◆ EXERCISE OBJECTIVE ◆
Wherever the string "content" occurs in a line of these records, report that line.

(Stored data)
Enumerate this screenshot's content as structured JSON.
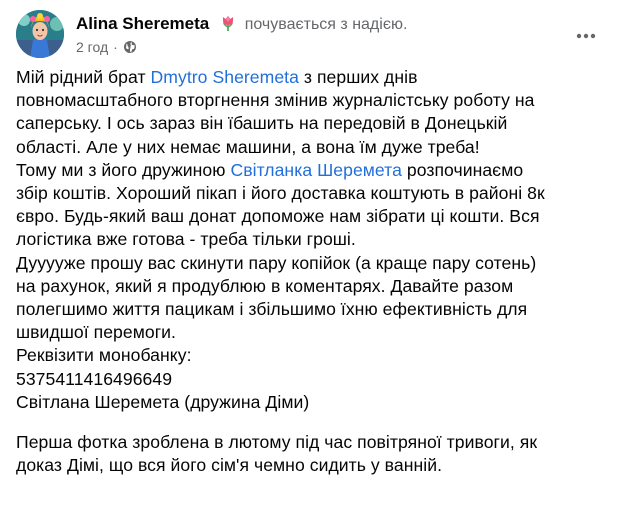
{
  "post": {
    "author_name": "Alina Sheremeta",
    "feeling_icon": "tulip-emoji-icon",
    "feeling_text": "почувається з надією.",
    "timestamp": "2 год",
    "separator": "·",
    "privacy_icon": "globe-icon",
    "more_icon": "more-options-icon",
    "body": {
      "line1_before": "Мій рідний брат ",
      "mention1": "Dmytro  Sheremeta",
      "line1_after": " з перших днів",
      "line2": "повномасштабного вторгнення змінив журналістську роботу на",
      "line3": "саперську. І ось зараз він їбашить на передовій в Донецькій",
      "line4": "області. Але у них немає машини, а вона їм дуже треба!",
      "line5_before": "Тому ми з його дружиною ",
      "mention2": "Світланка Шеремета",
      "line5_after": " розпочинаємо",
      "line6": "збір коштів. Хороший пікап і його доставка коштують в районі 8к",
      "line7": "євро. Будь-який ваш донат допоможе нам зібрати ці кошти. Вся",
      "line8": "логістика вже готова - треба тільки гроші.",
      "line9": "Дууууже прошу вас скинути пару копійок (а краще пару сотень)",
      "line10": "на рахунок, який я продублюю в коментарях. Давайте разом",
      "line11": "полегшимо життя пацикам і збільшимо їхню ефективність для",
      "line12": "швидшої перемоги.",
      "line13": "Реквізити монобанку:",
      "line14": "5375411416496649",
      "line15": "Світлана Шеремета (дружина Діми)",
      "p2_line1": "Перша фотка зроблена в лютому під час повітряної тривоги, як",
      "p2_line2": "доказ Дімі, що вся його сім'я чемно сидить у ванній."
    }
  },
  "colors": {
    "text": "#050505",
    "secondary_text": "#65676b",
    "mention": "#216fdb",
    "background": "#ffffff"
  }
}
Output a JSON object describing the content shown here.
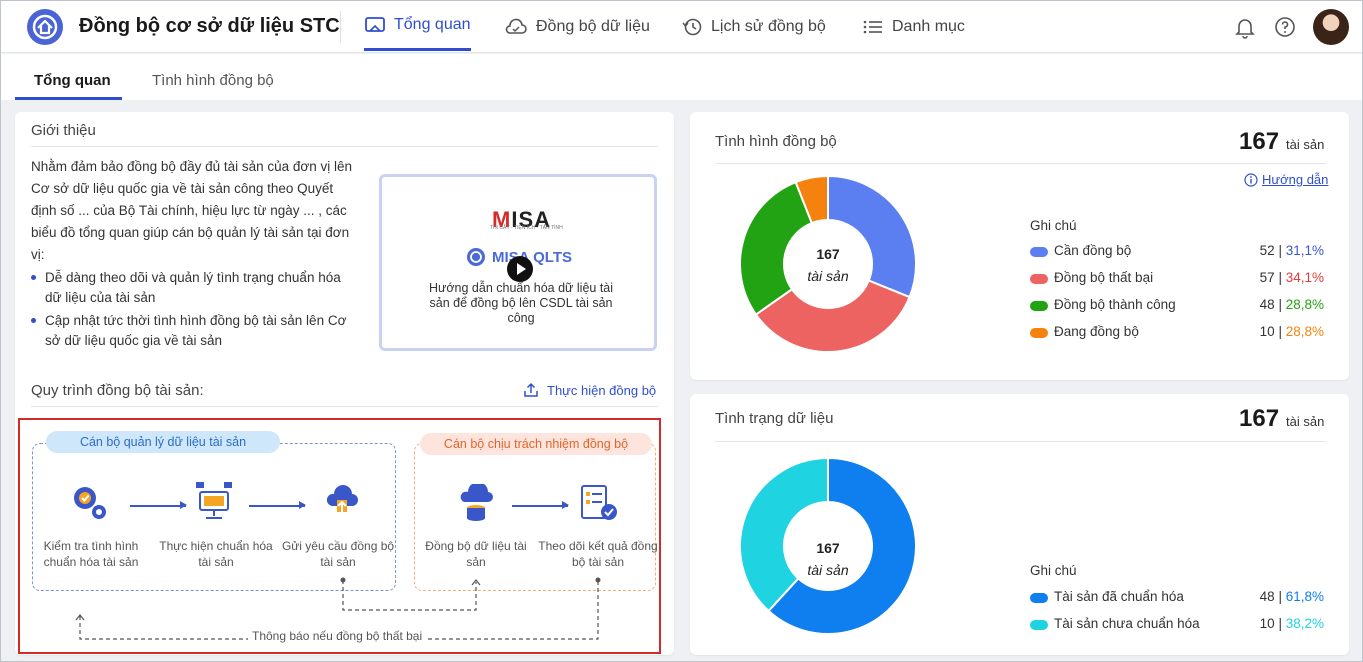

◆ THE OUTPUT ◆
Enumerate this screenshot's content as structured JSON.
Output a JSON object describing the content shown here.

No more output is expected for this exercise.